:: Problem description ::
Output as a numbered list everything from the line containing "edit-icon[interactable]: ✎ xyxy=(447,57,457,71)" down to the line containing "video-button[interactable] xyxy=(456,15,582,43)", leaving out any blank lines.

:: Records supplied ::
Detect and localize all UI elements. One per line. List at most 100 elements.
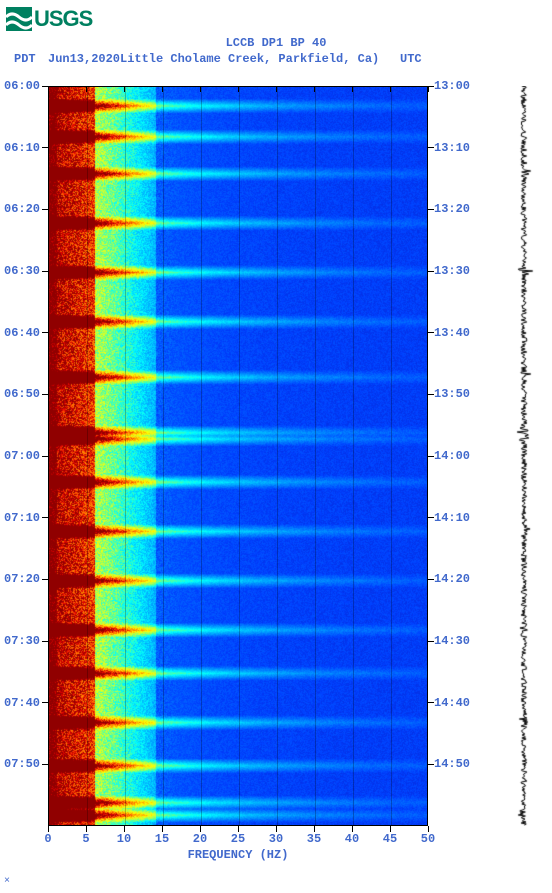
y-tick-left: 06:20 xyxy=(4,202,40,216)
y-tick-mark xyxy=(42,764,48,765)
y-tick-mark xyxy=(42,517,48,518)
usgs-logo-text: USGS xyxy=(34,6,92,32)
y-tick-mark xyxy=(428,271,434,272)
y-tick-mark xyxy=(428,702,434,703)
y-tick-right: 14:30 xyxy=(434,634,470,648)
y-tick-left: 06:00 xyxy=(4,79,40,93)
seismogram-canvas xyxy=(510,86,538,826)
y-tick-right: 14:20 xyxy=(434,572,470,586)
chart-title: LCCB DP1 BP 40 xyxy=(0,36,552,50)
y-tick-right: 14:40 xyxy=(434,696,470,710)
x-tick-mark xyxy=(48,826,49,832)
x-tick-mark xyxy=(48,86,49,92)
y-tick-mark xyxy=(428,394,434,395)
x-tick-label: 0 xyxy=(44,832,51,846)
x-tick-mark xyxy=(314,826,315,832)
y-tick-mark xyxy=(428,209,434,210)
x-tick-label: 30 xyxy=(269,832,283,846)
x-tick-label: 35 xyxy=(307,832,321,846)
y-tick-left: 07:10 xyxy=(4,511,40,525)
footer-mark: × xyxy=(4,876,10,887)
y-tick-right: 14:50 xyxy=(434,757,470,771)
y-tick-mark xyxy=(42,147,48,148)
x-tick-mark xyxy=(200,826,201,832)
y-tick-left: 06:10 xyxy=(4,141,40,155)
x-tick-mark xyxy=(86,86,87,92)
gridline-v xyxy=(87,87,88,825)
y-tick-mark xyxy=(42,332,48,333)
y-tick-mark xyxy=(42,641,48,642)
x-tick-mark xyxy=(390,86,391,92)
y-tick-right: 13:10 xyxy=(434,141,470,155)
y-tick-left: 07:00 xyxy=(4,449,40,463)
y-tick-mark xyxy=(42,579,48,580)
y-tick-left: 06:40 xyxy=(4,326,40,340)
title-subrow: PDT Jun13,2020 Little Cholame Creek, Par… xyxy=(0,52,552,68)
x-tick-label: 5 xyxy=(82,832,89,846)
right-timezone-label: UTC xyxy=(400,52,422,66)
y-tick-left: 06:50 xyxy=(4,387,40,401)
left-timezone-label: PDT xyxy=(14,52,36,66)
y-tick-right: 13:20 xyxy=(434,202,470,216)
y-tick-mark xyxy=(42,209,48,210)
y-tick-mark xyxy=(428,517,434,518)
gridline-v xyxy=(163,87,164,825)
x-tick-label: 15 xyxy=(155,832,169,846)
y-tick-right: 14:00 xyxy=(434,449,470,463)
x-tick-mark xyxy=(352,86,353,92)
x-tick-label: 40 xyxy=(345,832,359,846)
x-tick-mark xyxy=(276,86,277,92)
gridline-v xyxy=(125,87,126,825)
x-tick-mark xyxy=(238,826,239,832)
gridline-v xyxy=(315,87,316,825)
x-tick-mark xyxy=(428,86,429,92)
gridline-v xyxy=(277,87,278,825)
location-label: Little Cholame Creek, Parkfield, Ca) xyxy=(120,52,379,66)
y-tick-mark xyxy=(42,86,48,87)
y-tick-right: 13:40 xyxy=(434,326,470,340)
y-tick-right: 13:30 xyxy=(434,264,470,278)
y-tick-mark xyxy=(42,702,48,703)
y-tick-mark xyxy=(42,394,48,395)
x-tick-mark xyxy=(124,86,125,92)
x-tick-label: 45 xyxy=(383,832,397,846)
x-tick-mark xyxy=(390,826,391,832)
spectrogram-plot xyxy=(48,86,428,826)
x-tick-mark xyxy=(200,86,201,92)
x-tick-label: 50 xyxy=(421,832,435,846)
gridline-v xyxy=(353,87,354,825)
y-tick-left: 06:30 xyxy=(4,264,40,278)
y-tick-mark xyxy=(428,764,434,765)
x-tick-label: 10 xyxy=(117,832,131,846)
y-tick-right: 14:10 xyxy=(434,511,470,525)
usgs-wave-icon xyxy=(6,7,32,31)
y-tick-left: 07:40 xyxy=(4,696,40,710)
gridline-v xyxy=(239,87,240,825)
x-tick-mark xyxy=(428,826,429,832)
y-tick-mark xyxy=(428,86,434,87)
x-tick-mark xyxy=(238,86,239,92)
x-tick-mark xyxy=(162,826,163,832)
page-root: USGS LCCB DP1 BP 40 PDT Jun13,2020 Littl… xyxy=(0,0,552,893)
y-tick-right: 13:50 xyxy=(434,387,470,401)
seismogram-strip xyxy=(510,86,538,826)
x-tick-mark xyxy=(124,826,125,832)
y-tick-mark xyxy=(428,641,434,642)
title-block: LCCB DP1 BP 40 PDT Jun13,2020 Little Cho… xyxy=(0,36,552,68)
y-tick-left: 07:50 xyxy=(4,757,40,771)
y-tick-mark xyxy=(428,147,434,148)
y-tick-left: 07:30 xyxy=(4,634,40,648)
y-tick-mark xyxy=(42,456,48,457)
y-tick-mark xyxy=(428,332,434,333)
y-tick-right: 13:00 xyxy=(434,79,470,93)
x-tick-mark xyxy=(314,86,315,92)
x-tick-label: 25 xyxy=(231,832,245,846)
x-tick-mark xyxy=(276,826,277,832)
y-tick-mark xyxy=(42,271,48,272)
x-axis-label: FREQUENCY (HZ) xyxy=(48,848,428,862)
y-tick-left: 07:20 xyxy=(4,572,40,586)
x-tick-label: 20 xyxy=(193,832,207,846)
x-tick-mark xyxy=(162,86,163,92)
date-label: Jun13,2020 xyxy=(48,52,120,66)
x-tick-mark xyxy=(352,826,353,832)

--

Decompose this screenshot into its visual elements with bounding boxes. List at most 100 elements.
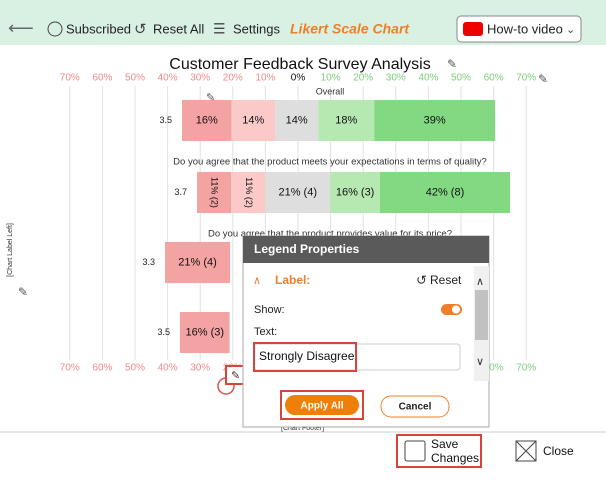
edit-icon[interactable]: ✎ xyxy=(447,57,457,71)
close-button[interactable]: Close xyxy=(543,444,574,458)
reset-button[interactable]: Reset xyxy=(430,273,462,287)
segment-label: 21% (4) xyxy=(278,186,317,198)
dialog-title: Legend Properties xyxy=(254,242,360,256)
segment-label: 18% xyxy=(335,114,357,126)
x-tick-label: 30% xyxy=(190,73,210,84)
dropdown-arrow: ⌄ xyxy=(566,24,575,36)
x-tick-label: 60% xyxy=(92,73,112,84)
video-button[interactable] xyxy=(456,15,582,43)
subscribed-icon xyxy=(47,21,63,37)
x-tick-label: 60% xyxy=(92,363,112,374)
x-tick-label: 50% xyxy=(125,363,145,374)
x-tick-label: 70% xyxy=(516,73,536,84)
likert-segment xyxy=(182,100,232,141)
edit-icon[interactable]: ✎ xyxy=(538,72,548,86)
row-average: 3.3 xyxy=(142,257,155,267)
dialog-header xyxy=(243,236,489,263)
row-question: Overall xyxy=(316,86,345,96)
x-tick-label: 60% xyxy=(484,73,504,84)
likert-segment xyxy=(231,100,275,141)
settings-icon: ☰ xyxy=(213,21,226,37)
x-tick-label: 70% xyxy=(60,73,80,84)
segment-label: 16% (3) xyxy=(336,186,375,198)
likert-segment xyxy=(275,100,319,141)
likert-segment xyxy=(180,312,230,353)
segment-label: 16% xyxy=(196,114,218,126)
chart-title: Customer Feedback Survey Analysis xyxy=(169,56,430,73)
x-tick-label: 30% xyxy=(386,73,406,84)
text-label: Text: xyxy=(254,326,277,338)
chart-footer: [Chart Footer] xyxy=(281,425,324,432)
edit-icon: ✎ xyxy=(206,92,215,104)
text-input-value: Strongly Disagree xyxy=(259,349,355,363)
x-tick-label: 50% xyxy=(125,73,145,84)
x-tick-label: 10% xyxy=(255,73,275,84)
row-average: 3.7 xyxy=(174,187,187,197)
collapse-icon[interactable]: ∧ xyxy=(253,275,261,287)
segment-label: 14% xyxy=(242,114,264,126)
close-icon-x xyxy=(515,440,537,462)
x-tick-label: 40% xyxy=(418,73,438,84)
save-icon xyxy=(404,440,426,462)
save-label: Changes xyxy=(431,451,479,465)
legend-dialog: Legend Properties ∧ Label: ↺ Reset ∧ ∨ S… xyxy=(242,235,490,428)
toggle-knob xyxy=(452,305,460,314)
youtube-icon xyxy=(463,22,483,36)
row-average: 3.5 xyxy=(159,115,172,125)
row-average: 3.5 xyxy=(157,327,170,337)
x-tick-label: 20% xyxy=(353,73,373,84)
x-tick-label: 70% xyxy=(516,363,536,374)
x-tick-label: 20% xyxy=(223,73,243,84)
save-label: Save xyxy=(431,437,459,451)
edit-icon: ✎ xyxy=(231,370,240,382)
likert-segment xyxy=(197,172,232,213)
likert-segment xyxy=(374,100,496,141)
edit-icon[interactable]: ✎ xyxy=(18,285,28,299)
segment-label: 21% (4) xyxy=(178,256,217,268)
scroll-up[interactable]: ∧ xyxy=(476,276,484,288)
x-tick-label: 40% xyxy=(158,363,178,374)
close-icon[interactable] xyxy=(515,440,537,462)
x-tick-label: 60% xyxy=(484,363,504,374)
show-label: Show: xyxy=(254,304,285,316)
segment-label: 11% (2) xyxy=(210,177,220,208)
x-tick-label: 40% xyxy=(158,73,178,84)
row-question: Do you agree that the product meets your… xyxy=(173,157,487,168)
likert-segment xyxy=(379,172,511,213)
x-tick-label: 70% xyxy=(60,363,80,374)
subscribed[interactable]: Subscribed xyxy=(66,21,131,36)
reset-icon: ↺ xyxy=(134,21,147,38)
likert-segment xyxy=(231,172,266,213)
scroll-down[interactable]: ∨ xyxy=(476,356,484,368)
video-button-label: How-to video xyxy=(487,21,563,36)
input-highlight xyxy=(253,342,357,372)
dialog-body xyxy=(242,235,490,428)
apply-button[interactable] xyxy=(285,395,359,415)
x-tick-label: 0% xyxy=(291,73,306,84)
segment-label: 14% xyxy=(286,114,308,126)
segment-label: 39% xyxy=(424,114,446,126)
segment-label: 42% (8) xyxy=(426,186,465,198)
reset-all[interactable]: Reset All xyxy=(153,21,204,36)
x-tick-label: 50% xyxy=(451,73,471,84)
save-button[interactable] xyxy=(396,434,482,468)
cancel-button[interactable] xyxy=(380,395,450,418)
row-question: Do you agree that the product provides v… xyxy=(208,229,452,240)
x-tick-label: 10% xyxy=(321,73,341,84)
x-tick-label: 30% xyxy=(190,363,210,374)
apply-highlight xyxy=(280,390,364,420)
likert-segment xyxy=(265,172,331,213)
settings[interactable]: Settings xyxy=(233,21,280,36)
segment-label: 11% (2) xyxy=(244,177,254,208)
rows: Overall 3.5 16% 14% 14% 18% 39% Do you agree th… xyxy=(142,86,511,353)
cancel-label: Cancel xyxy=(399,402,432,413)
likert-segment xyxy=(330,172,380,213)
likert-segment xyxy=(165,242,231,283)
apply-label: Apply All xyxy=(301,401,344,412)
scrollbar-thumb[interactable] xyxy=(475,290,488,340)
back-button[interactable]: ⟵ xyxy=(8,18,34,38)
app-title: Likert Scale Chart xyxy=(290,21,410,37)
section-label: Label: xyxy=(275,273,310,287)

:: Answer ::
1. edit-icon[interactable]: ✎ xyxy=(447,57,457,71)
2. close-button[interactable]: Close xyxy=(543,444,574,458)
3. reset-button[interactable]: Reset xyxy=(430,273,462,287)
4. segment-label: 21% (4) xyxy=(278,186,317,198)
5. dialog-title: Legend Properties xyxy=(254,242,360,256)
6. segment-label: 18% xyxy=(335,114,357,126)
7. x-tick-label: 30% xyxy=(190,73,210,84)
8. dropdown-arrow: ⌄ xyxy=(566,24,575,36)
9. x-tick-label: 60% xyxy=(92,73,112,84)
10. video-button[interactable] xyxy=(456,15,582,43)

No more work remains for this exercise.